Pull every line containing "discriminatory" out of the material below.
----- Data for this task
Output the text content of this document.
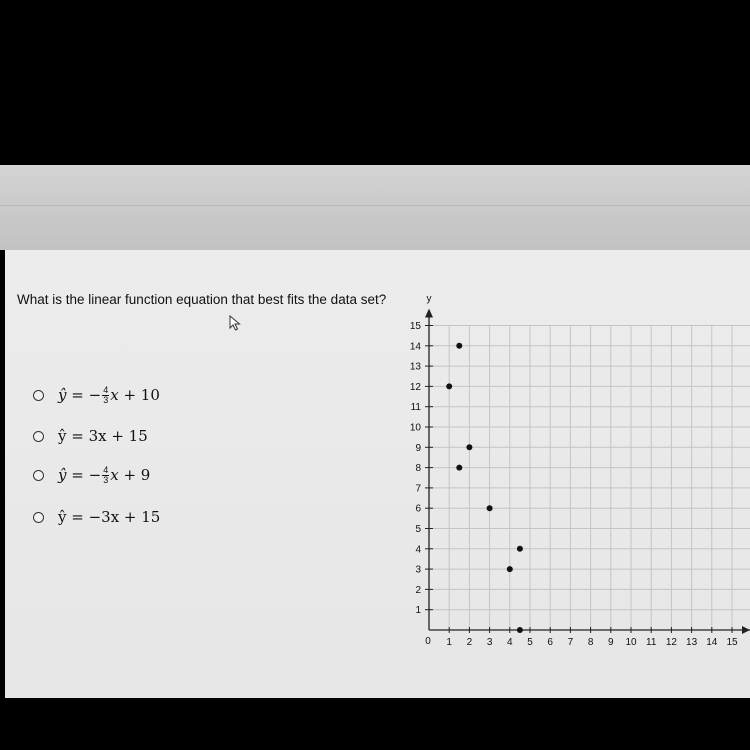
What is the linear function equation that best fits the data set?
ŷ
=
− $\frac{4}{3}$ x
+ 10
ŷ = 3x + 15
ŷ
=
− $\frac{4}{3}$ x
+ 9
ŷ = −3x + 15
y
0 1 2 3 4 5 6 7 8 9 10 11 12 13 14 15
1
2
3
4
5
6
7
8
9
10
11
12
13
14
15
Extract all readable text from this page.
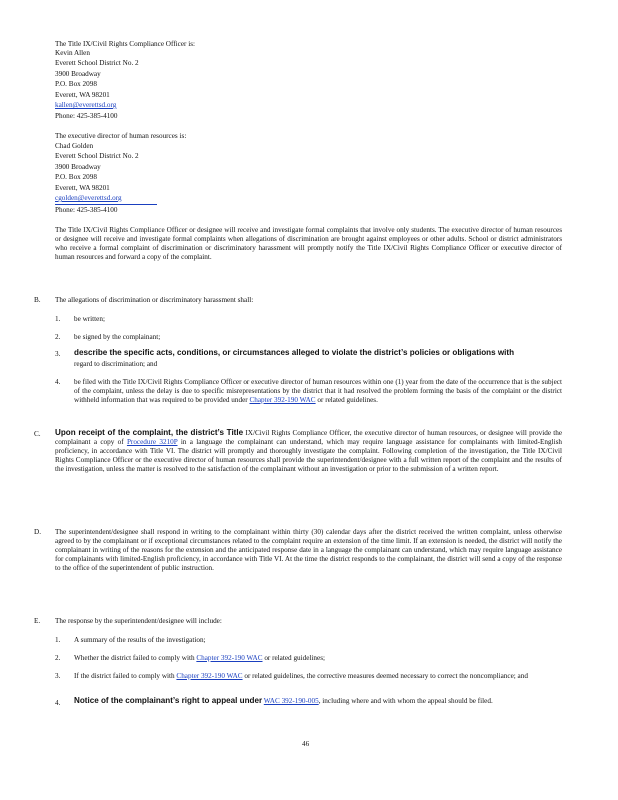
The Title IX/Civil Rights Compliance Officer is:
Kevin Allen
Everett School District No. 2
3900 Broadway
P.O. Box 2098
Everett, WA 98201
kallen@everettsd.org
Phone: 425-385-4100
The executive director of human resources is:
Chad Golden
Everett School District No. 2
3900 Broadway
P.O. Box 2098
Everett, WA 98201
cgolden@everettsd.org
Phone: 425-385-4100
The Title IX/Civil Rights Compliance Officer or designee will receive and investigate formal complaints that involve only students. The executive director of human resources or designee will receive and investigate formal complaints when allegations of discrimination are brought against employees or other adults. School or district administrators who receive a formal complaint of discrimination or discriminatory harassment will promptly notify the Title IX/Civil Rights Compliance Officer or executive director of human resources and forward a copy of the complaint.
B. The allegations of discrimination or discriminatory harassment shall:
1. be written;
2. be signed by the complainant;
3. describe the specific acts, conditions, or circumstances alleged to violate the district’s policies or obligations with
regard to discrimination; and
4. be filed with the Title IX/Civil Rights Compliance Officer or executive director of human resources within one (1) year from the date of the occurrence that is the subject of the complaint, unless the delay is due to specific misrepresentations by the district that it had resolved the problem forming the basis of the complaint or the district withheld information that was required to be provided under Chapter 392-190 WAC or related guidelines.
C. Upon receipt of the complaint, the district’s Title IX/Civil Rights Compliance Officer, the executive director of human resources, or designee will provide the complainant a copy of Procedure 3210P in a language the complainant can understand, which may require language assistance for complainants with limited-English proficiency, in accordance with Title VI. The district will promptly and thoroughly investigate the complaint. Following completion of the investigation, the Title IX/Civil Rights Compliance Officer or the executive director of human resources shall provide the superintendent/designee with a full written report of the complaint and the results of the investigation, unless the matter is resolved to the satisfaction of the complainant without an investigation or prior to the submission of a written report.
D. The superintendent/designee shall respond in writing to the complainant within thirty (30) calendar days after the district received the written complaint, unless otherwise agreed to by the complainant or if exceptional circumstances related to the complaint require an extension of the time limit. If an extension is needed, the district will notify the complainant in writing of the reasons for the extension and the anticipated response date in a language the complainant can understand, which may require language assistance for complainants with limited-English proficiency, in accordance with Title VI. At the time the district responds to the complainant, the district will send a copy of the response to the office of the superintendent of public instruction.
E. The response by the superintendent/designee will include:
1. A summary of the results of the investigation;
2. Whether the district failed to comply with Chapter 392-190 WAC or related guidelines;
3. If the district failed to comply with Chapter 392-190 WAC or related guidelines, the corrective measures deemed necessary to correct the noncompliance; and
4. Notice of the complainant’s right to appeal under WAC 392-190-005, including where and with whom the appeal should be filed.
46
----------
----- Data for this task
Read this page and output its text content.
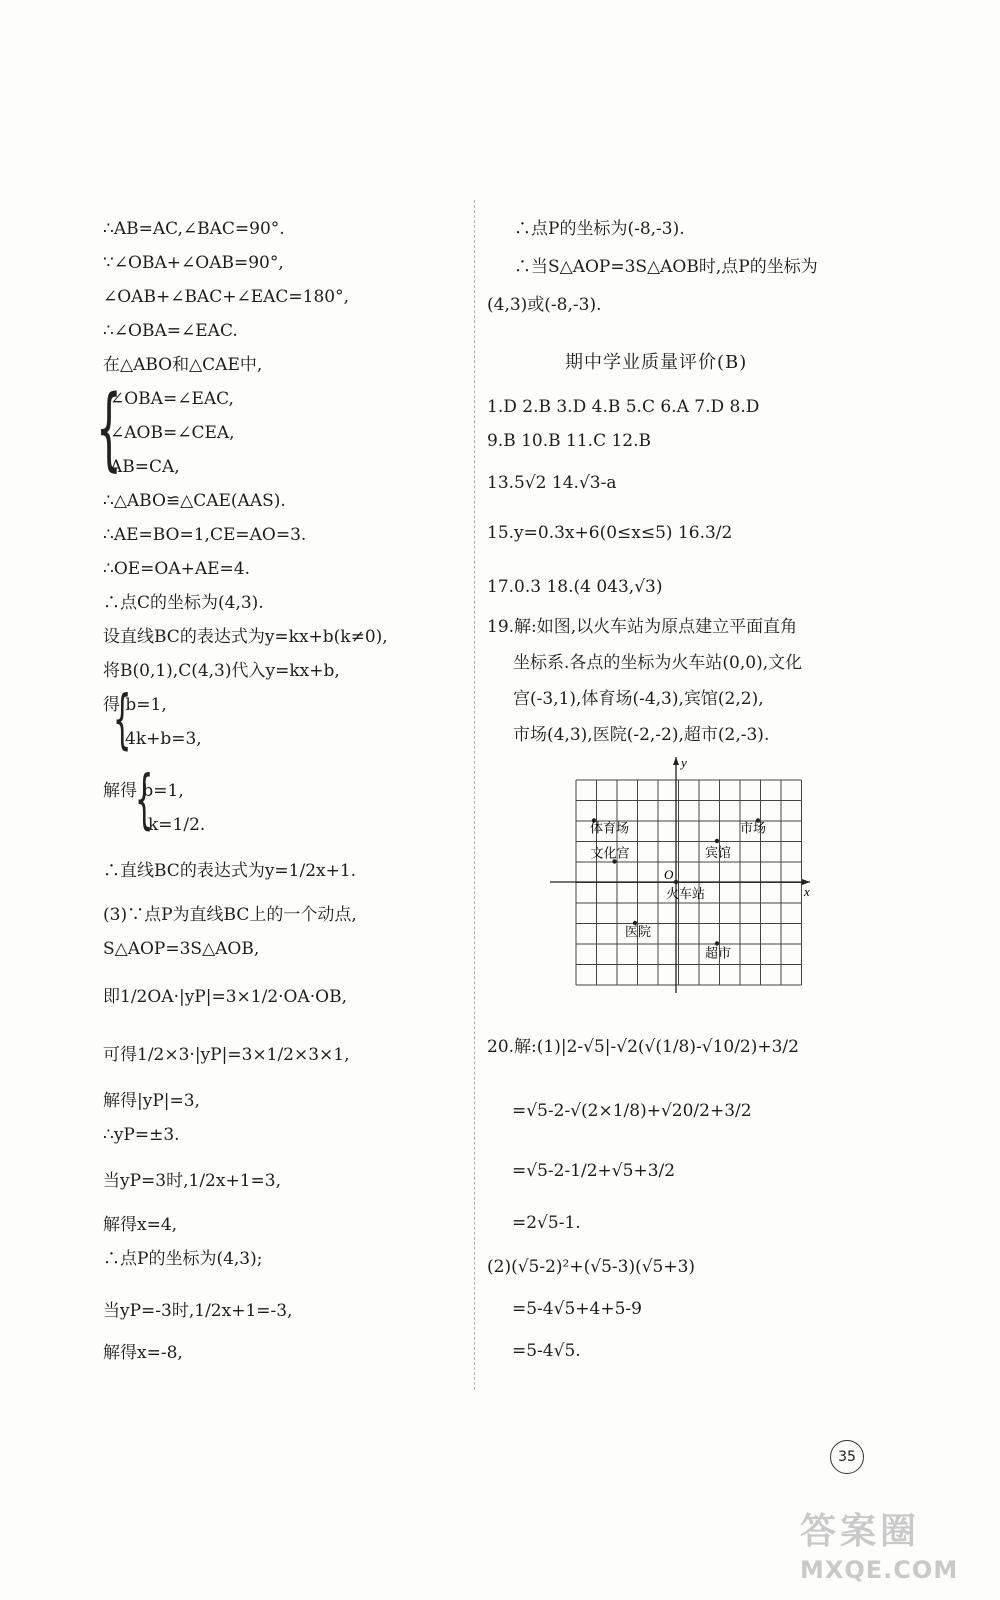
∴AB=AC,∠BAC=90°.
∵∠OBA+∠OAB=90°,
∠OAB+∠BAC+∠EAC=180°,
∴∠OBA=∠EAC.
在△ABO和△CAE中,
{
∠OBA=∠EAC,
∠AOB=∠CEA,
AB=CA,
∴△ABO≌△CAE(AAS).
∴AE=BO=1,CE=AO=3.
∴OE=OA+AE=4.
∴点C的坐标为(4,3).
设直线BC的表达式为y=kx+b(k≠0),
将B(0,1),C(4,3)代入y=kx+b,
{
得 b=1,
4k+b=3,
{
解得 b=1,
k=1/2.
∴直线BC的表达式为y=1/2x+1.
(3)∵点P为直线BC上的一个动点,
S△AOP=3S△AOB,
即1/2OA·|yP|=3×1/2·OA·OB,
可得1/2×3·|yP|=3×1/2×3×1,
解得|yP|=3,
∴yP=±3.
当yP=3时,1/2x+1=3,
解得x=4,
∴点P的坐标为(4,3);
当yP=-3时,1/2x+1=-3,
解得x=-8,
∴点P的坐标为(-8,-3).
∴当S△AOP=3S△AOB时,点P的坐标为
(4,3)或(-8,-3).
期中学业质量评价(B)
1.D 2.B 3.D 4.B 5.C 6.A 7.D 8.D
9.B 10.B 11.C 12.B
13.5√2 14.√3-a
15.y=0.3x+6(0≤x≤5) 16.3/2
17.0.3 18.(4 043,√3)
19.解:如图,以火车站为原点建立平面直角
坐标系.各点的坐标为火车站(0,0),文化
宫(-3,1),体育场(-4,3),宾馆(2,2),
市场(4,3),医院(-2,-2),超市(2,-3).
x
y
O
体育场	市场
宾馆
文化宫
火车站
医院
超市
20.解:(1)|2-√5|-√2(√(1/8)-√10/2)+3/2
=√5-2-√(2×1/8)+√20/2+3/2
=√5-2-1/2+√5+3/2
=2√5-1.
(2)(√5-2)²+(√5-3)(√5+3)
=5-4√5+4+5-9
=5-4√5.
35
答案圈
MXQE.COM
----------
**Answer to the problem**:
The Title IX/Civil Rights Compliance Officer or designee will receive and investigate formal complaints that involve only students. The executive director of human resources or designee will receive and investigate formal complaints when allegations of discrimination are brought against employees or other adults. School or district administrators who receive a formal complaint of discrimination or discriminatory harassment will promptly notify the Title IX/Civil Rights Compliance Officer or executive director of human resources and forward a copy of the complaint.
B. The allegations of discrimination or discriminatory harassment shall:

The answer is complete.